■ Goal
Extract all data as written.

══ Data for processing ══

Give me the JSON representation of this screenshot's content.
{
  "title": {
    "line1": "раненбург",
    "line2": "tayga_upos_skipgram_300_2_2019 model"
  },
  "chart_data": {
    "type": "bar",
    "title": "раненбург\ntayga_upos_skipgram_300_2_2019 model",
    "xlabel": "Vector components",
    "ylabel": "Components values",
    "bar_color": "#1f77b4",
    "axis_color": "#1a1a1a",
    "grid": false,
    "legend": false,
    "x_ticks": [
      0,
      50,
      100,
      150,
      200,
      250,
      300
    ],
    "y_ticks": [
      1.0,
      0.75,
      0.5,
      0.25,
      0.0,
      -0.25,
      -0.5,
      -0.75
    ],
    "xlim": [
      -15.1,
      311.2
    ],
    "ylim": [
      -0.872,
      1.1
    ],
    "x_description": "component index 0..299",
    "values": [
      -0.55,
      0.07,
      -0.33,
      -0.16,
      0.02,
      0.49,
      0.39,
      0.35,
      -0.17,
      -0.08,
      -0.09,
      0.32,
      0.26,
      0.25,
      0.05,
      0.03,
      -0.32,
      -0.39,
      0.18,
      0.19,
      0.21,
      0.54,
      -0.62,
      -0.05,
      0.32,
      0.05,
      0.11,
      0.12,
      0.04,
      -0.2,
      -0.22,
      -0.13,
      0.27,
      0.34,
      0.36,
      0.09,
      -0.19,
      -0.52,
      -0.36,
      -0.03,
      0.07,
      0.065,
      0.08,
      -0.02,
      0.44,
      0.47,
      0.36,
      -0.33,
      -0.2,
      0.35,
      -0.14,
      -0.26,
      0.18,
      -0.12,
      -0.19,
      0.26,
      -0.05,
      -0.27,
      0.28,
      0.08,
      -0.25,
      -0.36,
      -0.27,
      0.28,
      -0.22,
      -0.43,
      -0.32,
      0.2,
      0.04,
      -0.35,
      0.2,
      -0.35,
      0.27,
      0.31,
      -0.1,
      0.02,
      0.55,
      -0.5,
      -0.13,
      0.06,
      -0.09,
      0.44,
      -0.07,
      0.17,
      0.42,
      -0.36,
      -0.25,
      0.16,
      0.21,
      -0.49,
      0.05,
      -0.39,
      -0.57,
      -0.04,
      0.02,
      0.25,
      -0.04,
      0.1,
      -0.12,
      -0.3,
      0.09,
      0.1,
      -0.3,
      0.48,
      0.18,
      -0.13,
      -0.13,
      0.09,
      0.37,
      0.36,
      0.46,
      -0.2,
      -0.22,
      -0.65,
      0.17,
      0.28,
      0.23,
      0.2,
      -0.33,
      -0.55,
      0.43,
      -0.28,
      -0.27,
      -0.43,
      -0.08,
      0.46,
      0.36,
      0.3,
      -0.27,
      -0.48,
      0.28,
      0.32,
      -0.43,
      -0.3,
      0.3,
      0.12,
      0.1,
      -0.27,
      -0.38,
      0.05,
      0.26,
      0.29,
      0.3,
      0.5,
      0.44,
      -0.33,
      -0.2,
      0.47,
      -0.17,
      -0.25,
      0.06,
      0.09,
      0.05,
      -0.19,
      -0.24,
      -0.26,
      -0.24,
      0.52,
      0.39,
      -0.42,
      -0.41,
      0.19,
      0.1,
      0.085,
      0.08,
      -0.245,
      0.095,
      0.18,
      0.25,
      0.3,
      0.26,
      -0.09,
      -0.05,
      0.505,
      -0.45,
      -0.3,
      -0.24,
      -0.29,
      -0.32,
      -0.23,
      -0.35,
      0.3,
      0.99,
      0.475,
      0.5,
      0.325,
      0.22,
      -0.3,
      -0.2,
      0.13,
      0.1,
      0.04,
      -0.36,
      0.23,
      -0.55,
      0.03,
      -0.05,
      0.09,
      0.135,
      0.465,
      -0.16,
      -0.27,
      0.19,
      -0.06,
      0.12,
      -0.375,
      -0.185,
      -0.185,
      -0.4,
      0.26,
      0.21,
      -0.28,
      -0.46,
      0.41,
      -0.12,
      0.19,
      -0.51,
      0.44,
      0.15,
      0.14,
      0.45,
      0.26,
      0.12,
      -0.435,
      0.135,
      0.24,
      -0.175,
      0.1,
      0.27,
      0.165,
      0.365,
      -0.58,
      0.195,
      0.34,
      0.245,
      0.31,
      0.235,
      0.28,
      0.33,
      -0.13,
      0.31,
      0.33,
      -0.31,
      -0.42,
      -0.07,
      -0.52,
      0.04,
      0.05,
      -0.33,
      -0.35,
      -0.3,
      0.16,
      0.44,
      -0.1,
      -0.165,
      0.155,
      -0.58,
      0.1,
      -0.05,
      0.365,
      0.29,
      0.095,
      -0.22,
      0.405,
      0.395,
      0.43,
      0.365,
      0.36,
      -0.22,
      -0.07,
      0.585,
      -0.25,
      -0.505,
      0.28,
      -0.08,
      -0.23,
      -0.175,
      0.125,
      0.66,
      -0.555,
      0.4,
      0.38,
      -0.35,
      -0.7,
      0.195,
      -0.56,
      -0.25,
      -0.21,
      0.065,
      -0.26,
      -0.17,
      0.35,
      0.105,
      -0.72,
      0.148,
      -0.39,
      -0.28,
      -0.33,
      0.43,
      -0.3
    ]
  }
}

═══

■ Exercise answer
Give me the JSON representation of this screenshot's content.
{
  "title": {
    "line1": "раненбург",
    "line2": "tayga_upos_skipgram_300_2_2019 model"
  },
  "chart_data": {
    "type": "bar",
    "title": "раненбург\ntayga_upos_skipgram_300_2_2019 model",
    "xlabel": "Vector components",
    "ylabel": "Components values",
    "bar_color": "#1f77b4",
    "axis_color": "#1a1a1a",
    "grid": false,
    "legend": false,
    "x_ticks": [
      0,
      50,
      100,
      150,
      200,
      250,
      300
    ],
    "y_ticks": [
      1.0,
      0.75,
      0.5,
      0.25,
      0.0,
      -0.25,
      -0.5,
      -0.75
    ],
    "xlim": [
      -15.1,
      311.2
    ],
    "ylim": [
      -0.872,
      1.1
    ],
    "x_description": "component index 0..299",
    "values": [
      -0.55,
      0.07,
      -0.33,
      -0.16,
      0.02,
      0.49,
      0.39,
      0.35,
      -0.17,
      -0.08,
      -0.09,
      0.32,
      0.26,
      0.25,
      0.05,
      0.03,
      -0.32,
      -0.39,
      0.18,
      0.19,
      0.21,
      0.54,
      -0.62,
      -0.05,
      0.32,
      0.05,
      0.11,
      0.12,
      0.04,
      -0.2,
      -0.22,
      -0.13,
      0.27,
      0.34,
      0.36,
      0.09,
      -0.19,
      -0.52,
      -0.36,
      -0.03,
      0.07,
      0.065,
      0.08,
      -0.02,
      0.44,
      0.47,
      0.36,
      -0.33,
      -0.2,
      0.35,
      -0.14,
      -0.26,
      0.18,
      -0.12,
      -0.19,
      0.26,
      -0.05,
      -0.27,
      0.28,
      0.08,
      -0.25,
      -0.36,
      -0.27,
      0.28,
      -0.22,
      -0.43,
      -0.32,
      0.2,
      0.04,
      -0.35,
      0.2,
      -0.35,
      0.27,
      0.31,
      -0.1,
      0.02,
      0.55,
      -0.5,
      -0.13,
      0.06,
      -0.09,
      0.44,
      -0.07,
      0.17,
      0.42,
      -0.36,
      -0.25,
      0.16,
      0.21,
      -0.49,
      0.05,
      -0.39,
      -0.57,
      -0.04,
      0.02,
      0.25,
      -0.04,
      0.1,
      -0.12,
      -0.3,
      0.09,
      0.1,
      -0.3,
      0.48,
      0.18,
      -0.13,
      -0.13,
      0.09,
      0.37,
      0.36,
      0.46,
      -0.2,
      -0.22,
      -0.65,
      0.17,
      0.28,
      0.23,
      0.2,
      -0.33,
      -0.55,
      0.43,
      -0.28,
      -0.27,
      -0.43,
      -0.08,
      0.46,
      0.36,
      0.3,
      -0.27,
      -0.48,
      0.28,
      0.32,
      -0.43,
      -0.3,
      0.3,
      0.12,
      0.1,
      -0.27,
      -0.38,
      0.05,
      0.26,
      0.29,
      0.3,
      0.5,
      0.44,
      -0.33,
      -0.2,
      0.47,
      -0.17,
      -0.25,
      0.06,
      0.09,
      0.05,
      -0.19,
      -0.24,
      -0.26,
      -0.24,
      0.52,
      0.39,
      -0.42,
      -0.41,
      0.19,
      0.1,
      0.085,
      0.08,
      -0.245,
      0.095,
      0.18,
      0.25,
      0.3,
      0.26,
      -0.09,
      -0.05,
      0.505,
      -0.45,
      -0.3,
      -0.24,
      -0.29,
      -0.32,
      -0.23,
      -0.35,
      0.3,
      0.99,
      0.475,
      0.5,
      0.325,
      0.22,
      -0.3,
      -0.2,
      0.13,
      0.1,
      0.04,
      -0.36,
      0.23,
      -0.55,
      0.03,
      -0.05,
      0.09,
      0.135,
      0.465,
      -0.16,
      -0.27,
      0.19,
      -0.06,
      0.12,
      -0.375,
      -0.185,
      -0.185,
      -0.4,
      0.26,
      0.21,
      -0.28,
      -0.46,
      0.41,
      -0.12,
      0.19,
      -0.51,
      0.44,
      0.15,
      0.14,
      0.45,
      0.26,
      0.12,
      -0.435,
      0.135,
      0.24,
      -0.175,
      0.1,
      0.27,
      0.165,
      0.365,
      -0.58,
      0.195,
      0.34,
      0.245,
      0.31,
      0.235,
      0.28,
      0.33,
      -0.13,
      0.31,
      0.33,
      -0.31,
      -0.42,
      -0.07,
      -0.52,
      0.04,
      0.05,
      -0.33,
      -0.35,
      -0.3,
      0.16,
      0.44,
      -0.1,
      -0.165,
      0.155,
      -0.58,
      0.1,
      -0.05,
      0.365,
      0.29,
      0.095,
      -0.22,
      0.405,
      0.395,
      0.43,
      0.365,
      0.36,
      -0.22,
      -0.07,
      0.585,
      -0.25,
      -0.505,
      0.28,
      -0.08,
      -0.23,
      -0.175,
      0.125,
      0.66,
      -0.555,
      0.4,
      0.38,
      -0.35,
      -0.7,
      0.195,
      -0.56,
      -0.25,
      -0.21,
      0.065,
      -0.26,
      -0.17,
      0.35,
      0.105,
      -0.72,
      0.148,
      -0.39,
      -0.28,
      -0.33,
      0.43,
      -0.3
    ]
  }
}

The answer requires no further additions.